Some records:
========
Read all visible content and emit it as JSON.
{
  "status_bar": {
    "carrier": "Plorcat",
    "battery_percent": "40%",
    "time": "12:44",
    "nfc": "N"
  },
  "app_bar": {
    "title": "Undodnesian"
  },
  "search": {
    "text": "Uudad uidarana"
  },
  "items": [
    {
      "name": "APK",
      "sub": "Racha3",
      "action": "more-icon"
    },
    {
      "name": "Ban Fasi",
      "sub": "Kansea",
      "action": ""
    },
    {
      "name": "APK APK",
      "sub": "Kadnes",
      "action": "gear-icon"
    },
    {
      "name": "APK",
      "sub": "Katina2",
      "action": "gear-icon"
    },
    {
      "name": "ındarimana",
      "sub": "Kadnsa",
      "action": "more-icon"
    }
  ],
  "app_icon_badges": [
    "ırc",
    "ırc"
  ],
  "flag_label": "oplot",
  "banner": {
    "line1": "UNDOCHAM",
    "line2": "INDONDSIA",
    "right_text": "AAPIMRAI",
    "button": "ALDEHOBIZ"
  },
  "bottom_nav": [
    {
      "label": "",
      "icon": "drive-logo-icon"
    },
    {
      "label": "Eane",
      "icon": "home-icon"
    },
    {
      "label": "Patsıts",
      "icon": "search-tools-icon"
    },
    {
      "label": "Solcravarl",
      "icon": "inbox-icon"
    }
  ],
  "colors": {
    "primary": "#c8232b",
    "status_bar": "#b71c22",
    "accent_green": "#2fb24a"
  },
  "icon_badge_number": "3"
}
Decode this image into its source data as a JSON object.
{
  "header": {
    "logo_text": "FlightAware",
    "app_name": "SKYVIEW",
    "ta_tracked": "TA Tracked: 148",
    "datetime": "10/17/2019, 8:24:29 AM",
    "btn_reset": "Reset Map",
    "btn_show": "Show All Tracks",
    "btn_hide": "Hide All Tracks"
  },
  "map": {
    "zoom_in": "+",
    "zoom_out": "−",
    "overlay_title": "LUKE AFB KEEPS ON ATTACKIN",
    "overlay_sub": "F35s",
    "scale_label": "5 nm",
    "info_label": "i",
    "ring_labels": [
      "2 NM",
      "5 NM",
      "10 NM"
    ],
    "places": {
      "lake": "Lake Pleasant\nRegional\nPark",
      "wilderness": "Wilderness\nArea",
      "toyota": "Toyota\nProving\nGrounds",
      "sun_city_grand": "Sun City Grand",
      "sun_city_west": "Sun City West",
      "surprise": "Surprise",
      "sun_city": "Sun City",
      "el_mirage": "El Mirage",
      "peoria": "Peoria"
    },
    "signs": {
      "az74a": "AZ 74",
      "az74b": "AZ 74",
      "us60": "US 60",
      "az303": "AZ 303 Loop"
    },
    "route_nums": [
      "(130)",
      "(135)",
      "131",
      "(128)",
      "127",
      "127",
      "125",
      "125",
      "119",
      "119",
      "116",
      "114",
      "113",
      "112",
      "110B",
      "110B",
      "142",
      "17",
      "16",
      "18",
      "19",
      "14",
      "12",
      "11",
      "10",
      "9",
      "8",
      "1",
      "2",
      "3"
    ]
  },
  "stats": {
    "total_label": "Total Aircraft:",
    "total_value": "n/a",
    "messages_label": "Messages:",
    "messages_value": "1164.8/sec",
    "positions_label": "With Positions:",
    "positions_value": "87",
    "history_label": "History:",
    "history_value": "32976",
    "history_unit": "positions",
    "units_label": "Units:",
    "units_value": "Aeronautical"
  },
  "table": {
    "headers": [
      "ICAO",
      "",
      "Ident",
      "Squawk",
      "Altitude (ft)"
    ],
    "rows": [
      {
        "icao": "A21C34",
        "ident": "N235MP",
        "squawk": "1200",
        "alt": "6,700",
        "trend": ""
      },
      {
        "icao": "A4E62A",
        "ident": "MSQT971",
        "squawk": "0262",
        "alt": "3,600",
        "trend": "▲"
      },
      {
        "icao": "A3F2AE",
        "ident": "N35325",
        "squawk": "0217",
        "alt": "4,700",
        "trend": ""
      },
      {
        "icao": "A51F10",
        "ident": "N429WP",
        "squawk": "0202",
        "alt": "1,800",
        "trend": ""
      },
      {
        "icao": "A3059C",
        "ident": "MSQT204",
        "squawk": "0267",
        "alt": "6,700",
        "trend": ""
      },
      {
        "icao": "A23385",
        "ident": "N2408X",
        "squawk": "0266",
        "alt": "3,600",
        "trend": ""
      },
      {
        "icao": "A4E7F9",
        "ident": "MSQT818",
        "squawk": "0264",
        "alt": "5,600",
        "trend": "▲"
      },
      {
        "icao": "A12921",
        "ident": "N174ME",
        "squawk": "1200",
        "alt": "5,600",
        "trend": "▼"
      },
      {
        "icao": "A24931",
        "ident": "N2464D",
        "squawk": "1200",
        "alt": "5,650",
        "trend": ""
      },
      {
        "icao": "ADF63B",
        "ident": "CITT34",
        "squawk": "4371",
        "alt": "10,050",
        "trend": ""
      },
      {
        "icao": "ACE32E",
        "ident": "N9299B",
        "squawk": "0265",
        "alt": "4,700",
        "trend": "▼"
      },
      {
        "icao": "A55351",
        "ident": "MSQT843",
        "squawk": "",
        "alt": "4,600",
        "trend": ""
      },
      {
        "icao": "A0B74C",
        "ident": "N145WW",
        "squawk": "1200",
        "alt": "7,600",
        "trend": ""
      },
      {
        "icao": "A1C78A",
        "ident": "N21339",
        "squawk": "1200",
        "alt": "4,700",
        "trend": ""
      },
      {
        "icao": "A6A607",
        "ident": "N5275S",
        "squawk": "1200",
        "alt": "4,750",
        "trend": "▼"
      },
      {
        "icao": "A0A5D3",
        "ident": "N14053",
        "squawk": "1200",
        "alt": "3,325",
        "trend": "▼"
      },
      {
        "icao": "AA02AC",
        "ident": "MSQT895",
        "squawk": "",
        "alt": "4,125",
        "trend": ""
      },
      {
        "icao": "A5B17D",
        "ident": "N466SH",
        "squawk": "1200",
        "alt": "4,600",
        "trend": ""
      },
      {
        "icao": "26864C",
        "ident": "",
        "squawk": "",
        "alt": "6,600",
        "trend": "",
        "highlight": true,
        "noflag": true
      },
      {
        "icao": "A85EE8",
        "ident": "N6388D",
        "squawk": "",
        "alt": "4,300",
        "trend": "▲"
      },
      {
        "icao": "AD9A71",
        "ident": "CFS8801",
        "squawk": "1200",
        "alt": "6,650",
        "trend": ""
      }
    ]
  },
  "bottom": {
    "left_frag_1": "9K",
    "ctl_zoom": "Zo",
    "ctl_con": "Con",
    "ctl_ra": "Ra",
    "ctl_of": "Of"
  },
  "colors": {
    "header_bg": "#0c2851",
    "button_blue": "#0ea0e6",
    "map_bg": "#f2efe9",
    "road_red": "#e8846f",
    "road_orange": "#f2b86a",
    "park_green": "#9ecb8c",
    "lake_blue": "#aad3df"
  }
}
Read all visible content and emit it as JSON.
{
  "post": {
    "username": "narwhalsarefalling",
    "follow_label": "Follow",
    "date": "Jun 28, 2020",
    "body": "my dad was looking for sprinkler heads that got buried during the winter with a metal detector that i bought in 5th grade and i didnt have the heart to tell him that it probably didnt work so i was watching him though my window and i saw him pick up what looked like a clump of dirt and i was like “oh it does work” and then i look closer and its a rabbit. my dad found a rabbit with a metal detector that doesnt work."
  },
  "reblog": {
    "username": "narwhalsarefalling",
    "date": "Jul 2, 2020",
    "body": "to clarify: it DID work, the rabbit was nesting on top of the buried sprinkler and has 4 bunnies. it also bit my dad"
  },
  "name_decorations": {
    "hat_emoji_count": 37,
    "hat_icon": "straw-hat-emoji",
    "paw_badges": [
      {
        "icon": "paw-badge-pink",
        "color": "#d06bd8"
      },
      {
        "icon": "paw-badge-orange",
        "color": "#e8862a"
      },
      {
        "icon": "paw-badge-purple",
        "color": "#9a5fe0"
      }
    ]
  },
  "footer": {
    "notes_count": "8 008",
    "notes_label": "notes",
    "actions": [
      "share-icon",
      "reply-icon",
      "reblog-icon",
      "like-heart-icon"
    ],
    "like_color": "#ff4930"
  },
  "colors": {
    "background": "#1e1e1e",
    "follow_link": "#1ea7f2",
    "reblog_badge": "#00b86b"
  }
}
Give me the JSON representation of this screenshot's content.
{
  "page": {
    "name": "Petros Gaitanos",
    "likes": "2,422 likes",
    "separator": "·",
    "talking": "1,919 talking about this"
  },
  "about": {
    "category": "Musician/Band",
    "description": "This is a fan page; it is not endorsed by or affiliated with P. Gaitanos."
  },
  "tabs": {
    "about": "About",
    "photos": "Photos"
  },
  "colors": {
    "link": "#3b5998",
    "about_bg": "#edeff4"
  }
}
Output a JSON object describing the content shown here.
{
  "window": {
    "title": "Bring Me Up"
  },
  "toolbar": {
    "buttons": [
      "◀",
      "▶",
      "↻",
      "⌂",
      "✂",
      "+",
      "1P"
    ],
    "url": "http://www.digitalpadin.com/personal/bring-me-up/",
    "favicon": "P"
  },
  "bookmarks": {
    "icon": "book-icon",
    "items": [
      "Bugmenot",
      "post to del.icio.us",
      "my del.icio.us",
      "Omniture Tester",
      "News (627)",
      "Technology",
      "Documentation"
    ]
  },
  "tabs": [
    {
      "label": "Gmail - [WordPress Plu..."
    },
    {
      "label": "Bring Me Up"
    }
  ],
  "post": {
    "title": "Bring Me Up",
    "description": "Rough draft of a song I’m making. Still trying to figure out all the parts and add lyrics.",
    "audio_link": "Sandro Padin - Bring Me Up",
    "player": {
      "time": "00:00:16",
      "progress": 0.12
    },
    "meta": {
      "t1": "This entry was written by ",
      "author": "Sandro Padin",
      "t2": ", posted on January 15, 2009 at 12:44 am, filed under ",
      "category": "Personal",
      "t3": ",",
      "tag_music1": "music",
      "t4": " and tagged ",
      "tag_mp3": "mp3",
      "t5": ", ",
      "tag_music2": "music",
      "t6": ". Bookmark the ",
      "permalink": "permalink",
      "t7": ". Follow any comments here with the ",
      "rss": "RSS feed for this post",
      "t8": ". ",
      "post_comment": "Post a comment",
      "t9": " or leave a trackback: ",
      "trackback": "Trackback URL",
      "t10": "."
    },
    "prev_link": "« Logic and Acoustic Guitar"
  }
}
========
■ Exercise goal
In the records above, find the line containing "Output a JSON"; please retype it and every line after it through the last line, exactly and with nothing else.

■ Reply to the task
Output a JSON object describing the content shown here.
{
  "window": {
    "title": "Bring Me Up"
  },
  "toolbar": {
    "buttons": [
      "◀",
      "▶",
      "↻",
      "⌂",
      "✂",
      "+",
      "1P"
    ],
    "url": "http://www.digitalpadin.com/personal/bring-me-up/",
    "favicon": "P"
  },
  "bookmarks": {
    "icon": "book-icon",
    "items": [
      "Bugmenot",
      "post to del.icio.us",
      "my del.icio.us",
      "Omniture Tester",
      "News (627)",
      "Technology",
      "Documentation"
    ]
  },
  "tabs": [
    {
      "label": "Gmail - [WordPress Plu..."
    },
    {
      "label": "Bring Me Up"
    }
  ],
  "post": {
    "title": "Bring Me Up",
    "description": "Rough draft of a song I’m making. Still trying to figure out all the parts and add lyrics.",
    "audio_link": "Sandro Padin - Bring Me Up",
    "player": {
      "time": "00:00:16",
      "progress": 0.12
    },
    "meta": {
      "t1": "This entry was written by ",
      "author": "Sandro Padin",
      "t2": ", posted on January 15, 2009 at 12:44 am, filed under ",
      "category": "Personal",
      "t3": ",",
      "tag_music1": "music",
      "t4": " and tagged ",
      "tag_mp3": "mp3",
      "t5": ", ",
      "tag_music2": "music",
      "t6": ". Bookmark the ",
      "permalink": "permalink",
      "t7": ". Follow any comments here with the ",
      "rss": "RSS feed for this post",
      "t8": ". ",
      "post_comment": "Post a comment",
      "t9": " or leave a trackback: ",
      "trackback": "Trackback URL",
      "t10": "."
    },
    "prev_link": "« Logic and Acoustic Guitar"
  }
}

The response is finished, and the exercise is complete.